- **Dataset records**
^^^^^^^^^^^^^^^^

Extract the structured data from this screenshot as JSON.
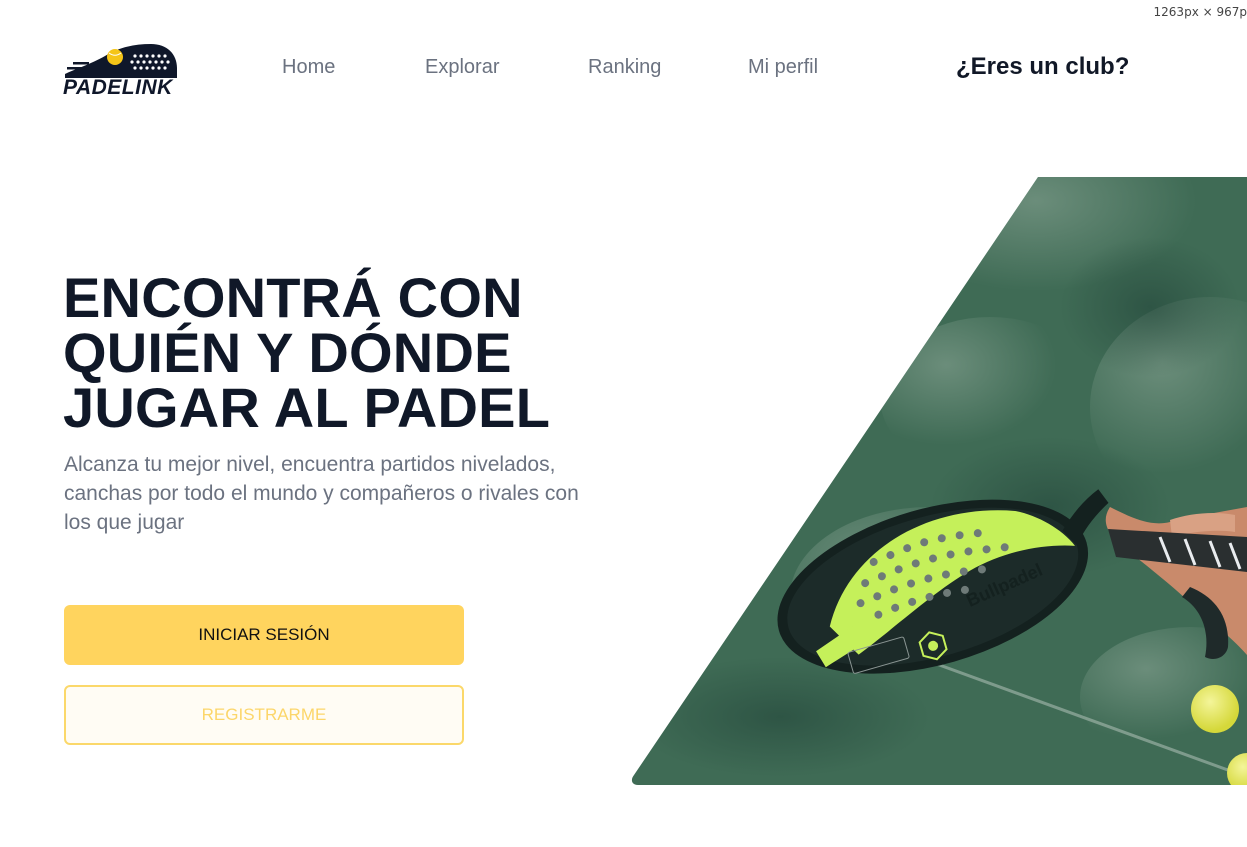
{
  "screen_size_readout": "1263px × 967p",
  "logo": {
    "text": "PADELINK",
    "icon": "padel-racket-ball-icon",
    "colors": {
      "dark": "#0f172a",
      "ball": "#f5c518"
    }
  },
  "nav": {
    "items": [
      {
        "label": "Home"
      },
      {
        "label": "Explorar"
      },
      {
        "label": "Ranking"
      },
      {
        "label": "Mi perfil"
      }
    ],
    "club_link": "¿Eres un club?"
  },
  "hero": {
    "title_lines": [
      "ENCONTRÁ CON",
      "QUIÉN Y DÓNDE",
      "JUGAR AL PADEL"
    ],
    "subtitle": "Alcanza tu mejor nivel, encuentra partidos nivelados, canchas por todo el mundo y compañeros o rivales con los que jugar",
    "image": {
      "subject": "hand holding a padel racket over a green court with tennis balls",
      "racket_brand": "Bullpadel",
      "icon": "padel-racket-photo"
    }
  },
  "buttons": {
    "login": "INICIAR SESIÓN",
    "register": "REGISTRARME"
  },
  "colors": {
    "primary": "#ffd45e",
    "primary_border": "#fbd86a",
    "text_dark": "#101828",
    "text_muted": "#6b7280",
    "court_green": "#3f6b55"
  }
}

^^^^^^^^^^^^^^^^

- **What you are asked to do**
Print each of the records above exactly as written, leaving no picture in the copy.

- **Result of this exercise**
Extract the structured data from this screenshot as JSON.
{
  "screen_size_readout": "1263px × 967p",
  "logo": {
    "text": "PADELINK",
    "icon": "padel-racket-ball-icon",
    "colors": {
      "dark": "#0f172a",
      "ball": "#f5c518"
    }
  },
  "nav": {
    "items": [
      {
        "label": "Home"
      },
      {
        "label": "Explorar"
      },
      {
        "label": "Ranking"
      },
      {
        "label": "Mi perfil"
      }
    ],
    "club_link": "¿Eres un club?"
  },
  "hero": {
    "title_lines": [
      "ENCONTRÁ CON",
      "QUIÉN Y DÓNDE",
      "JUGAR AL PADEL"
    ],
    "subtitle": "Alcanza tu mejor nivel, encuentra partidos nivelados, canchas por todo el mundo y compañeros o rivales con los que jugar",
    "image": {
      "subject": "hand holding a padel racket over a green court with tennis balls",
      "racket_brand": "Bullpadel",
      "icon": "padel-racket-photo"
    }
  },
  "buttons": {
    "login": "INICIAR SESIÓN",
    "register": "REGISTRARME"
  },
  "colors": {
    "primary": "#ffd45e",
    "primary_border": "#fbd86a",
    "text_dark": "#101828",
    "text_muted": "#6b7280",
    "court_green": "#3f6b55"
  }
}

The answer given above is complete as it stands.